╭──

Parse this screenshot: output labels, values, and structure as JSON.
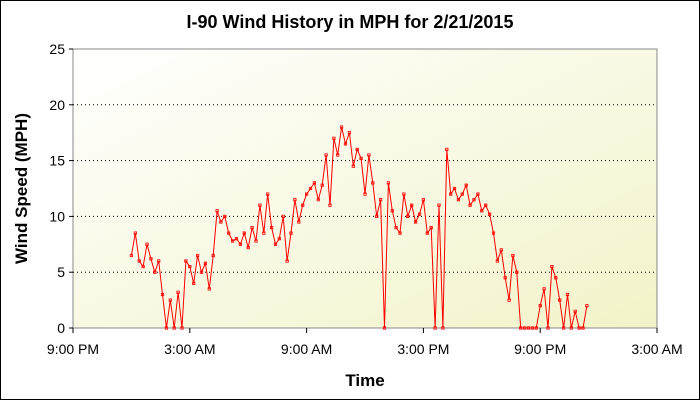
{
  "chart_data": {
    "type": "line",
    "title": "I-90 Wind History in MPH for 2/21/2015",
    "xlabel": "Time",
    "ylabel": "Wind Speed (MPH)",
    "x_unit": "hours since 9:00 PM (2/20/2015)",
    "xlim": [
      0,
      30
    ],
    "ylim": [
      0,
      25
    ],
    "x_ticks": [
      {
        "value": 0,
        "label": "9:00 PM"
      },
      {
        "value": 6,
        "label": "3:00 AM"
      },
      {
        "value": 12,
        "label": "9:00 AM"
      },
      {
        "value": 18,
        "label": "3:00 PM"
      },
      {
        "value": 24,
        "label": "9:00 PM"
      },
      {
        "value": 30,
        "label": "3:00 AM"
      }
    ],
    "y_ticks": [
      0,
      5,
      10,
      15,
      20,
      25
    ],
    "grid": "horizontal dotted",
    "legend": "none",
    "series": [
      {
        "color": "#ff0000",
        "x": [
          3.0,
          3.2,
          3.4,
          3.6,
          3.8,
          4.0,
          4.2,
          4.4,
          4.6,
          4.8,
          5.0,
          5.2,
          5.4,
          5.6,
          5.8,
          6.0,
          6.2,
          6.4,
          6.6,
          6.8,
          7.0,
          7.2,
          7.4,
          7.6,
          7.8,
          8.0,
          8.2,
          8.4,
          8.6,
          8.8,
          9.0,
          9.2,
          9.4,
          9.6,
          9.8,
          10.0,
          10.2,
          10.4,
          10.6,
          10.8,
          11.0,
          11.2,
          11.4,
          11.6,
          11.8,
          12.0,
          12.2,
          12.4,
          12.6,
          12.8,
          13.0,
          13.2,
          13.4,
          13.6,
          13.8,
          14.0,
          14.2,
          14.4,
          14.6,
          14.8,
          15.0,
          15.2,
          15.4,
          15.6,
          15.8,
          16.0,
          16.2,
          16.4,
          16.6,
          16.8,
          17.0,
          17.2,
          17.4,
          17.6,
          17.8,
          18.0,
          18.2,
          18.4,
          18.6,
          18.8,
          19.0,
          19.2,
          19.4,
          19.6,
          19.8,
          20.0,
          20.2,
          20.4,
          20.6,
          20.8,
          21.0,
          21.2,
          21.4,
          21.6,
          21.8,
          22.0,
          22.2,
          22.4,
          22.6,
          22.8,
          23.0,
          23.2,
          23.4,
          23.6,
          23.8,
          24.0,
          24.2,
          24.4,
          24.6,
          24.8,
          25.0,
          25.2,
          25.4,
          25.6,
          25.8,
          26.0,
          26.2,
          26.4
        ],
        "y": [
          6.5,
          8.5,
          6.0,
          5.5,
          7.5,
          6.2,
          5.0,
          6.0,
          3.0,
          0.0,
          2.5,
          0.0,
          3.2,
          0.0,
          6.0,
          5.5,
          4.0,
          6.5,
          5.0,
          5.8,
          3.5,
          6.5,
          10.5,
          9.5,
          10.0,
          8.5,
          7.8,
          8.0,
          7.5,
          8.5,
          7.2,
          9.0,
          7.8,
          11.0,
          8.5,
          12.0,
          9.0,
          7.5,
          8.0,
          10.0,
          6.0,
          8.5,
          11.5,
          9.5,
          11.0,
          12.0,
          12.5,
          13.0,
          11.5,
          12.8,
          15.5,
          11.0,
          17.0,
          15.5,
          18.0,
          16.5,
          17.5,
          14.5,
          16.0,
          15.2,
          12.0,
          15.5,
          13.0,
          10.0,
          11.5,
          0.0,
          13.0,
          10.5,
          9.0,
          8.5,
          12.0,
          10.0,
          11.0,
          9.5,
          10.2,
          11.5,
          8.5,
          9.0,
          0.0,
          11.0,
          0.0,
          16.0,
          12.0,
          12.5,
          11.5,
          12.0,
          12.8,
          11.0,
          11.5,
          12.0,
          10.5,
          11.0,
          10.2,
          8.5,
          6.0,
          7.0,
          4.5,
          2.5,
          6.5,
          5.0,
          0.0,
          0.0,
          0.0,
          0.0,
          0.0,
          2.0,
          3.5,
          0.0,
          5.5,
          4.5,
          2.5,
          0.0,
          3.0,
          0.0,
          1.5,
          0.0,
          0.0,
          2.0
        ]
      }
    ]
  }
}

╰──

● **THE REQUEST**
Using the listing above, list every line in which the string "Wind" occurs.

● **WRITTEN ANSWER**
    "title": "I-90 Wind History in MPH for 2/21/2015",
    "ylabel": "Wind Speed (MPH)",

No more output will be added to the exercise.